TASK REQUIREMENTS =
Pull every line of the entries that has the word "JSON".

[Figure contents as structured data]
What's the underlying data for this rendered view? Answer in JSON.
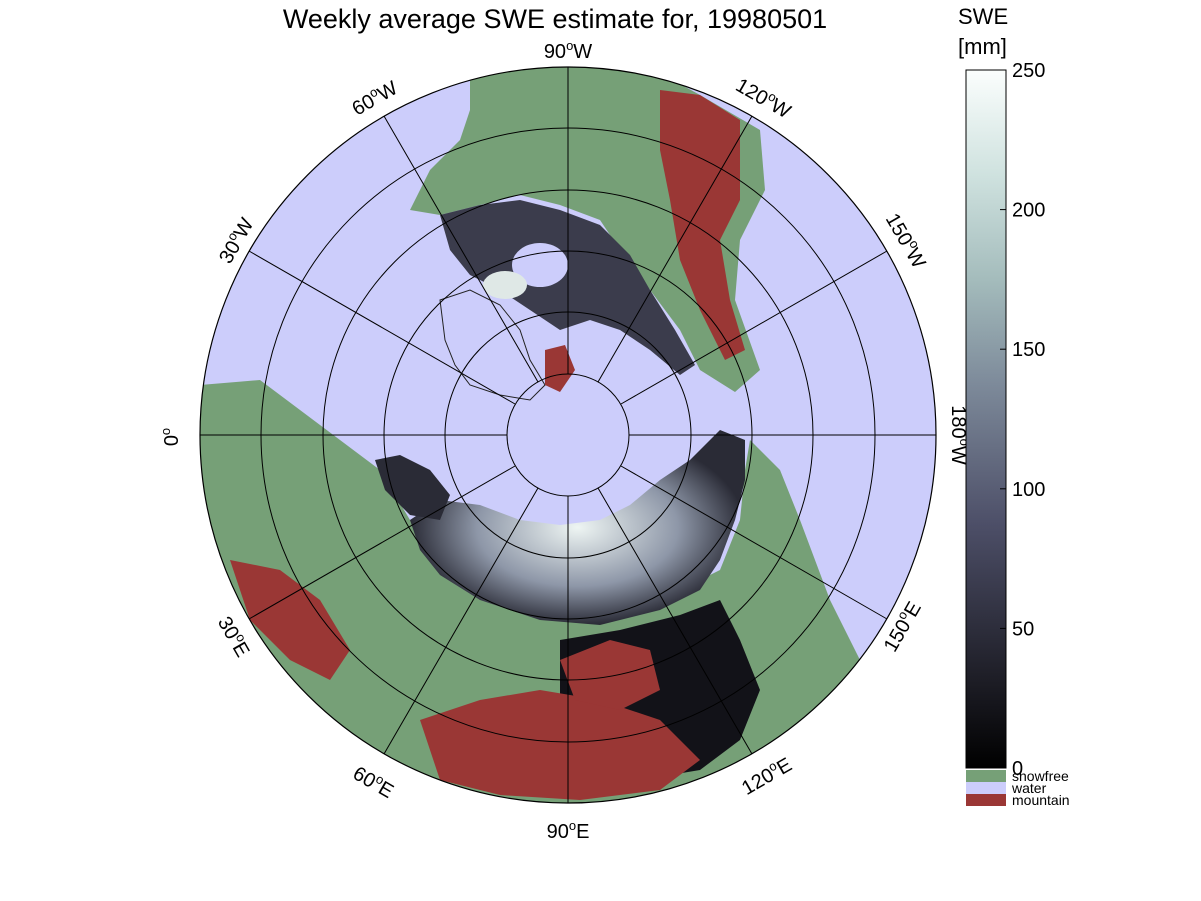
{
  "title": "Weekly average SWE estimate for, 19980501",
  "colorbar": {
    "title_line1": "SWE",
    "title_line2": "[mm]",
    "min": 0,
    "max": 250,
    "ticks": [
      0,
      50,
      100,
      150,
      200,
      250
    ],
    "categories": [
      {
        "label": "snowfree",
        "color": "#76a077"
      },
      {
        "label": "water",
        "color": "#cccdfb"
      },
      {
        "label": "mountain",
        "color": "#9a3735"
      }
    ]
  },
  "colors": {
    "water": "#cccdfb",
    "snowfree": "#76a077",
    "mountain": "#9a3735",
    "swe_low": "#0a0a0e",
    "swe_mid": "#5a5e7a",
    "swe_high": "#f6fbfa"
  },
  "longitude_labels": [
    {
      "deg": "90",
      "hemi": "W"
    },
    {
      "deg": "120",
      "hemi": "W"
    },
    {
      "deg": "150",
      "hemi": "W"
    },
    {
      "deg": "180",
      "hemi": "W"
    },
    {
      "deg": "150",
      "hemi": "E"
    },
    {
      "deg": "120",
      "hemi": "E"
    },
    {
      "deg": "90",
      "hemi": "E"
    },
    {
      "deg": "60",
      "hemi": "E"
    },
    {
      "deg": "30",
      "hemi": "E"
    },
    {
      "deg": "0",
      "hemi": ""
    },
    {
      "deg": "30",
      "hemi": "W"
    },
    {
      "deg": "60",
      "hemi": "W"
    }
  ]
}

--

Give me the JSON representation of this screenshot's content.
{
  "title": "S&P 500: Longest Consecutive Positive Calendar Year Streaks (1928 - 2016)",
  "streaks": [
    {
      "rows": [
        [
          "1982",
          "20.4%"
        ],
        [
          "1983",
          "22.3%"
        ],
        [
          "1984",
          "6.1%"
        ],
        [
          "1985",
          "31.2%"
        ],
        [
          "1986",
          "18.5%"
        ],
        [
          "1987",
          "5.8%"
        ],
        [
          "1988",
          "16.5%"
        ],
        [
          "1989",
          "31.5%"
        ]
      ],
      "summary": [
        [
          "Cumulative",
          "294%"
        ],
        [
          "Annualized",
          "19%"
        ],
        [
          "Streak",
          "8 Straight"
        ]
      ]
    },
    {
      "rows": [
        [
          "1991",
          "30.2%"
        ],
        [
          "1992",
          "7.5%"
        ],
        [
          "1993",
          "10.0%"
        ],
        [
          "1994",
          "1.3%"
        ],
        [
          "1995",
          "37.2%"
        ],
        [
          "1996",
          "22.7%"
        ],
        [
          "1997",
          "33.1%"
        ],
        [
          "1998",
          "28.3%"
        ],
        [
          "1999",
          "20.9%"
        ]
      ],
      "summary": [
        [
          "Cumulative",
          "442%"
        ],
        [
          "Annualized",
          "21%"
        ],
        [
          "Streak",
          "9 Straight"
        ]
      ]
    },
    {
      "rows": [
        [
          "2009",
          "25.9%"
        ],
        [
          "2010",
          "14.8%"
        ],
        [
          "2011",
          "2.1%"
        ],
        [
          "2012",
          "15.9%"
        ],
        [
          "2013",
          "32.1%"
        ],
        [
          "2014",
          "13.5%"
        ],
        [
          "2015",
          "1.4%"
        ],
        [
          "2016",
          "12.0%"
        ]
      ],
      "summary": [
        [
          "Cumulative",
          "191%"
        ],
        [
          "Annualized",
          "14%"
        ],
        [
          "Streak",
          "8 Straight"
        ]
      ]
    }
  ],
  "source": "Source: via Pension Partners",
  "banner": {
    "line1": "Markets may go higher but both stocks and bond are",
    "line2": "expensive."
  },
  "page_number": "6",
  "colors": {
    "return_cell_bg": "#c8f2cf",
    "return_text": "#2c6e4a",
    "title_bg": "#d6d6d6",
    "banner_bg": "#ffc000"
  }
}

* * *

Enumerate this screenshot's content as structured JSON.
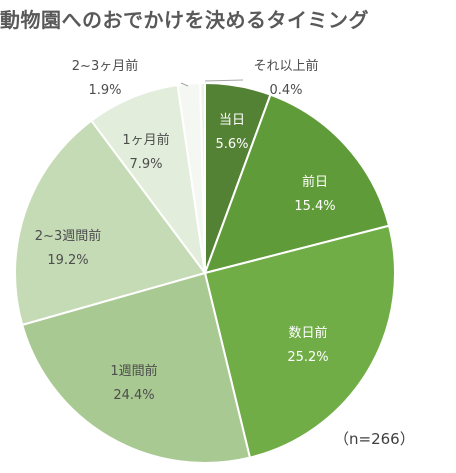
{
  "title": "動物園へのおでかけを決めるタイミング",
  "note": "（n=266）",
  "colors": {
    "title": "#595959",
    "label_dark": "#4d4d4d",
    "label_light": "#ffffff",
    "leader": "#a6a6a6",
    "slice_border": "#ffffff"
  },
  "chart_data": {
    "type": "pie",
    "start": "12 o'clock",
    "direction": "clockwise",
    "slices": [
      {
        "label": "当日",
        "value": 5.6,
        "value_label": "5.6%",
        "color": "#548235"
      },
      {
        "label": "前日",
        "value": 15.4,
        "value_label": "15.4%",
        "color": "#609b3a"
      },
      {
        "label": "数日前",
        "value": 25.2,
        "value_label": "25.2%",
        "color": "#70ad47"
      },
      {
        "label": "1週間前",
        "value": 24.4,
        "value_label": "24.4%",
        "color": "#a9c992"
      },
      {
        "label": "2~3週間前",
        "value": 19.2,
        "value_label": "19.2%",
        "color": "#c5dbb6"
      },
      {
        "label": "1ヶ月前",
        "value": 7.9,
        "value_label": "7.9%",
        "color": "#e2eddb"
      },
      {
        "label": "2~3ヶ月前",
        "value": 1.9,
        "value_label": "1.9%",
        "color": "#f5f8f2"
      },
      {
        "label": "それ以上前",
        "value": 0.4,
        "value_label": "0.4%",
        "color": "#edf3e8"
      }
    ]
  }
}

RESULT FOR THIS EXERCISE =
What's the underlying data for this rendered view? Answer in JSON.
Give me the JSON representation of this screenshot's content.
Enumerate this screenshot's content as structured JSON.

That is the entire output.